Records from a collection of figures:
** Start **
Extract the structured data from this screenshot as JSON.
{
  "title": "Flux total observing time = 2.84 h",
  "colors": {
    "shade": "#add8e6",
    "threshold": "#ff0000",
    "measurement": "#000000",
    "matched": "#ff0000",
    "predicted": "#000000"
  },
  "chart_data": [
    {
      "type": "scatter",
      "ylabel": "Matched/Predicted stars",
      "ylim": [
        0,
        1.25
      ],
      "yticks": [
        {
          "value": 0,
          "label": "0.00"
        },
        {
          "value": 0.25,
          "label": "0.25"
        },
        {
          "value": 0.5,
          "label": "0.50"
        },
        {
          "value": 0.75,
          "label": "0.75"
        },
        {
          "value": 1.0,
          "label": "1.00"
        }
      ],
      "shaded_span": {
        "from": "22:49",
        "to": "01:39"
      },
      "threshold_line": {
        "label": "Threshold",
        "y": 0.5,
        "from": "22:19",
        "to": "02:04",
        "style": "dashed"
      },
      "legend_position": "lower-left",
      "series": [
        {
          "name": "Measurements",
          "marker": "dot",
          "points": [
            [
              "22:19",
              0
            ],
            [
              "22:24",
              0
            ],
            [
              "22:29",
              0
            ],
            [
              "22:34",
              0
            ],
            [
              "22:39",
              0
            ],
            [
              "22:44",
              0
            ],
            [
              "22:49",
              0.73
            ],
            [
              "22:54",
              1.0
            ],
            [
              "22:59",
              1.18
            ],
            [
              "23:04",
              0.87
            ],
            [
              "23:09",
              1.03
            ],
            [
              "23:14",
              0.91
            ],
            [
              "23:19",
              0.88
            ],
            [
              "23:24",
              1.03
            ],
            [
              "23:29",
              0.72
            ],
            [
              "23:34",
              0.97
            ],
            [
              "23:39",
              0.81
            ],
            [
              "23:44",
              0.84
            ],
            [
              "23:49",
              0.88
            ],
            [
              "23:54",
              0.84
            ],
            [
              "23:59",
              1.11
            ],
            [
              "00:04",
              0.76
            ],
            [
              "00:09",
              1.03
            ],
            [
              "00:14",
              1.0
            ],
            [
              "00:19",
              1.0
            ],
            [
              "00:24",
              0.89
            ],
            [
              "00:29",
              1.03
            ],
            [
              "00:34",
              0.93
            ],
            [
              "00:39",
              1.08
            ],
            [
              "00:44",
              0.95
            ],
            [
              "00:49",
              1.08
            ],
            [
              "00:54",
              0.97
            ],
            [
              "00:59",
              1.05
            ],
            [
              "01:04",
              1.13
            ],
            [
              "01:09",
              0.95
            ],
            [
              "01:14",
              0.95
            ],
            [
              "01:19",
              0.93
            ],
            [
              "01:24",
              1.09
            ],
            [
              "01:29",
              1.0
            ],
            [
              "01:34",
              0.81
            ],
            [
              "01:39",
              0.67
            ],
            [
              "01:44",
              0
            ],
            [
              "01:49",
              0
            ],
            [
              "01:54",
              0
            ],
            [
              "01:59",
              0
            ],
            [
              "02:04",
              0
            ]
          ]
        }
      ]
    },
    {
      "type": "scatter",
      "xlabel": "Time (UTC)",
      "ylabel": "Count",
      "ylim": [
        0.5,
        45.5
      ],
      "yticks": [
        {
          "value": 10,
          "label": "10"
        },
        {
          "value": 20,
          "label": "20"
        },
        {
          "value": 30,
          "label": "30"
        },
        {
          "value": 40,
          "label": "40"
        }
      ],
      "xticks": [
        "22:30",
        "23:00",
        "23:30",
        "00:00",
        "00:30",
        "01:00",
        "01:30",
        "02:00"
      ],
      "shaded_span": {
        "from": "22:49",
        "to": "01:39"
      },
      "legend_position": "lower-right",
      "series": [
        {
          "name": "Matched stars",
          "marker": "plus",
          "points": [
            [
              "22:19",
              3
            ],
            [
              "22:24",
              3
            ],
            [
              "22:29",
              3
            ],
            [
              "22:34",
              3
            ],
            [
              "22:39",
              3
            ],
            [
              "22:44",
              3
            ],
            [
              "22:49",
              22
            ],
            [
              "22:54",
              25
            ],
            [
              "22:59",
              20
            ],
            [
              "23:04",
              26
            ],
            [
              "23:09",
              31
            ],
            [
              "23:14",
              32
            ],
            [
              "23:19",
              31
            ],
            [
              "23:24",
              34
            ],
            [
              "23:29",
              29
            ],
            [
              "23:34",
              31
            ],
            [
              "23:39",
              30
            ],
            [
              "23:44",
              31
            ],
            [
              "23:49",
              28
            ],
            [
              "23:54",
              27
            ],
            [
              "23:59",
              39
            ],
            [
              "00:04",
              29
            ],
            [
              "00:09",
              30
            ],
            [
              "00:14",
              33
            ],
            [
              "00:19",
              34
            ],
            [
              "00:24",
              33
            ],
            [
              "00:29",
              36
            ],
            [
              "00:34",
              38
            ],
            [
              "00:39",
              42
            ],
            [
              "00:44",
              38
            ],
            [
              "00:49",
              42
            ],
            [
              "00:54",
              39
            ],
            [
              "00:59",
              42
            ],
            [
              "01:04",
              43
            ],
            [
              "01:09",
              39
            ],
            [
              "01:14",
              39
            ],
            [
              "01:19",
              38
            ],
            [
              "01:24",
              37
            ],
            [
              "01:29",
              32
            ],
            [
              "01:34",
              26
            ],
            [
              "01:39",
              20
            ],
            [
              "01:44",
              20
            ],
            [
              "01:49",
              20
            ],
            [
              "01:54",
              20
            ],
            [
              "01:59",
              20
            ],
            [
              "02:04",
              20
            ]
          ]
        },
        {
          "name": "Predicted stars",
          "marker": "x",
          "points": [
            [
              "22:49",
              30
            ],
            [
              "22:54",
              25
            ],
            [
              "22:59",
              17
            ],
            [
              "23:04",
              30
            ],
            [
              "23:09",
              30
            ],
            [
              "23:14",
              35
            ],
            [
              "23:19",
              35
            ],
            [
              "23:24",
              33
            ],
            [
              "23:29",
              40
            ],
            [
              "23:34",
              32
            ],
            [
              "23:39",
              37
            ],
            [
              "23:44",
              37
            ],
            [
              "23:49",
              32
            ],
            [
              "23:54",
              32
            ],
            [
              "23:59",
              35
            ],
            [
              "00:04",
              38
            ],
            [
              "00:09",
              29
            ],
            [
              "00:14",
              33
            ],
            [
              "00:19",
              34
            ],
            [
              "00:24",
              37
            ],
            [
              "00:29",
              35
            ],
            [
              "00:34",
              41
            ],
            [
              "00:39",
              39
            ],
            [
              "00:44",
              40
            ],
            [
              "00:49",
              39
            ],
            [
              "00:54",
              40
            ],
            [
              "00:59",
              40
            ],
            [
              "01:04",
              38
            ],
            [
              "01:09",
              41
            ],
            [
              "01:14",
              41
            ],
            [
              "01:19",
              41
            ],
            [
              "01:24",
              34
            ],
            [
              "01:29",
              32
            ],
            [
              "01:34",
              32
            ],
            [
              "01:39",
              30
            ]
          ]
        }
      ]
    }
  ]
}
** End **
#### [Exercise description]
The records above are to be repeated exactly, in their entirety.

#### [Worked solution]
Extract the structured data from this screenshot as JSON.
{
  "title": "Flux total observing time = 2.84 h",
  "colors": {
    "shade": "#add8e6",
    "threshold": "#ff0000",
    "measurement": "#000000",
    "matched": "#ff0000",
    "predicted": "#000000"
  },
  "chart_data": [
    {
      "type": "scatter",
      "ylabel": "Matched/Predicted stars",
      "ylim": [
        0,
        1.25
      ],
      "yticks": [
        {
          "value": 0,
          "label": "0.00"
        },
        {
          "value": 0.25,
          "label": "0.25"
        },
        {
          "value": 0.5,
          "label": "0.50"
        },
        {
          "value": 0.75,
          "label": "0.75"
        },
        {
          "value": 1.0,
          "label": "1.00"
        }
      ],
      "shaded_span": {
        "from": "22:49",
        "to": "01:39"
      },
      "threshold_line": {
        "label": "Threshold",
        "y": 0.5,
        "from": "22:19",
        "to": "02:04",
        "style": "dashed"
      },
      "legend_position": "lower-left",
      "series": [
        {
          "name": "Measurements",
          "marker": "dot",
          "points": [
            [
              "22:19",
              0
            ],
            [
              "22:24",
              0
            ],
            [
              "22:29",
              0
            ],
            [
              "22:34",
              0
            ],
            [
              "22:39",
              0
            ],
            [
              "22:44",
              0
            ],
            [
              "22:49",
              0.73
            ],
            [
              "22:54",
              1.0
            ],
            [
              "22:59",
              1.18
            ],
            [
              "23:04",
              0.87
            ],
            [
              "23:09",
              1.03
            ],
            [
              "23:14",
              0.91
            ],
            [
              "23:19",
              0.88
            ],
            [
              "23:24",
              1.03
            ],
            [
              "23:29",
              0.72
            ],
            [
              "23:34",
              0.97
            ],
            [
              "23:39",
              0.81
            ],
            [
              "23:44",
              0.84
            ],
            [
              "23:49",
              0.88
            ],
            [
              "23:54",
              0.84
            ],
            [
              "23:59",
              1.11
            ],
            [
              "00:04",
              0.76
            ],
            [
              "00:09",
              1.03
            ],
            [
              "00:14",
              1.0
            ],
            [
              "00:19",
              1.0
            ],
            [
              "00:24",
              0.89
            ],
            [
              "00:29",
              1.03
            ],
            [
              "00:34",
              0.93
            ],
            [
              "00:39",
              1.08
            ],
            [
              "00:44",
              0.95
            ],
            [
              "00:49",
              1.08
            ],
            [
              "00:54",
              0.97
            ],
            [
              "00:59",
              1.05
            ],
            [
              "01:04",
              1.13
            ],
            [
              "01:09",
              0.95
            ],
            [
              "01:14",
              0.95
            ],
            [
              "01:19",
              0.93
            ],
            [
              "01:24",
              1.09
            ],
            [
              "01:29",
              1.0
            ],
            [
              "01:34",
              0.81
            ],
            [
              "01:39",
              0.67
            ],
            [
              "01:44",
              0
            ],
            [
              "01:49",
              0
            ],
            [
              "01:54",
              0
            ],
            [
              "01:59",
              0
            ],
            [
              "02:04",
              0
            ]
          ]
        }
      ]
    },
    {
      "type": "scatter",
      "xlabel": "Time (UTC)",
      "ylabel": "Count",
      "ylim": [
        0.5,
        45.5
      ],
      "yticks": [
        {
          "value": 10,
          "label": "10"
        },
        {
          "value": 20,
          "label": "20"
        },
        {
          "value": 30,
          "label": "30"
        },
        {
          "value": 40,
          "label": "40"
        }
      ],
      "xticks": [
        "22:30",
        "23:00",
        "23:30",
        "00:00",
        "00:30",
        "01:00",
        "01:30",
        "02:00"
      ],
      "shaded_span": {
        "from": "22:49",
        "to": "01:39"
      },
      "legend_position": "lower-right",
      "series": [
        {
          "name": "Matched stars",
          "marker": "plus",
          "points": [
            [
              "22:19",
              3
            ],
            [
              "22:24",
              3
            ],
            [
              "22:29",
              3
            ],
            [
              "22:34",
              3
            ],
            [
              "22:39",
              3
            ],
            [
              "22:44",
              3
            ],
            [
              "22:49",
              22
            ],
            [
              "22:54",
              25
            ],
            [
              "22:59",
              20
            ],
            [
              "23:04",
              26
            ],
            [
              "23:09",
              31
            ],
            [
              "23:14",
              32
            ],
            [
              "23:19",
              31
            ],
            [
              "23:24",
              34
            ],
            [
              "23:29",
              29
            ],
            [
              "23:34",
              31
            ],
            [
              "23:39",
              30
            ],
            [
              "23:44",
              31
            ],
            [
              "23:49",
              28
            ],
            [
              "23:54",
              27
            ],
            [
              "23:59",
              39
            ],
            [
              "00:04",
              29
            ],
            [
              "00:09",
              30
            ],
            [
              "00:14",
              33
            ],
            [
              "00:19",
              34
            ],
            [
              "00:24",
              33
            ],
            [
              "00:29",
              36
            ],
            [
              "00:34",
              38
            ],
            [
              "00:39",
              42
            ],
            [
              "00:44",
              38
            ],
            [
              "00:49",
              42
            ],
            [
              "00:54",
              39
            ],
            [
              "00:59",
              42
            ],
            [
              "01:04",
              43
            ],
            [
              "01:09",
              39
            ],
            [
              "01:14",
              39
            ],
            [
              "01:19",
              38
            ],
            [
              "01:24",
              37
            ],
            [
              "01:29",
              32
            ],
            [
              "01:34",
              26
            ],
            [
              "01:39",
              20
            ],
            [
              "01:44",
              20
            ],
            [
              "01:49",
              20
            ],
            [
              "01:54",
              20
            ],
            [
              "01:59",
              20
            ],
            [
              "02:04",
              20
            ]
          ]
        },
        {
          "name": "Predicted stars",
          "marker": "x",
          "points": [
            [
              "22:49",
              30
            ],
            [
              "22:54",
              25
            ],
            [
              "22:59",
              17
            ],
            [
              "23:04",
              30
            ],
            [
              "23:09",
              30
            ],
            [
              "23:14",
              35
            ],
            [
              "23:19",
              35
            ],
            [
              "23:24",
              33
            ],
            [
              "23:29",
              40
            ],
            [
              "23:34",
              32
            ],
            [
              "23:39",
              37
            ],
            [
              "23:44",
              37
            ],
            [
              "23:49",
              32
            ],
            [
              "23:54",
              32
            ],
            [
              "23:59",
              35
            ],
            [
              "00:04",
              38
            ],
            [
              "00:09",
              29
            ],
            [
              "00:14",
              33
            ],
            [
              "00:19",
              34
            ],
            [
              "00:24",
              37
            ],
            [
              "00:29",
              35
            ],
            [
              "00:34",
              41
            ],
            [
              "00:39",
              39
            ],
            [
              "00:44",
              40
            ],
            [
              "00:49",
              39
            ],
            [
              "00:54",
              40
            ],
            [
              "00:59",
              40
            ],
            [
              "01:04",
              38
            ],
            [
              "01:09",
              41
            ],
            [
              "01:14",
              41
            ],
            [
              "01:19",
              41
            ],
            [
              "01:24",
              34
            ],
            [
              "01:29",
              32
            ],
            [
              "01:34",
              32
            ],
            [
              "01:39",
              30
            ]
          ]
        }
      ]
    }
  ]
}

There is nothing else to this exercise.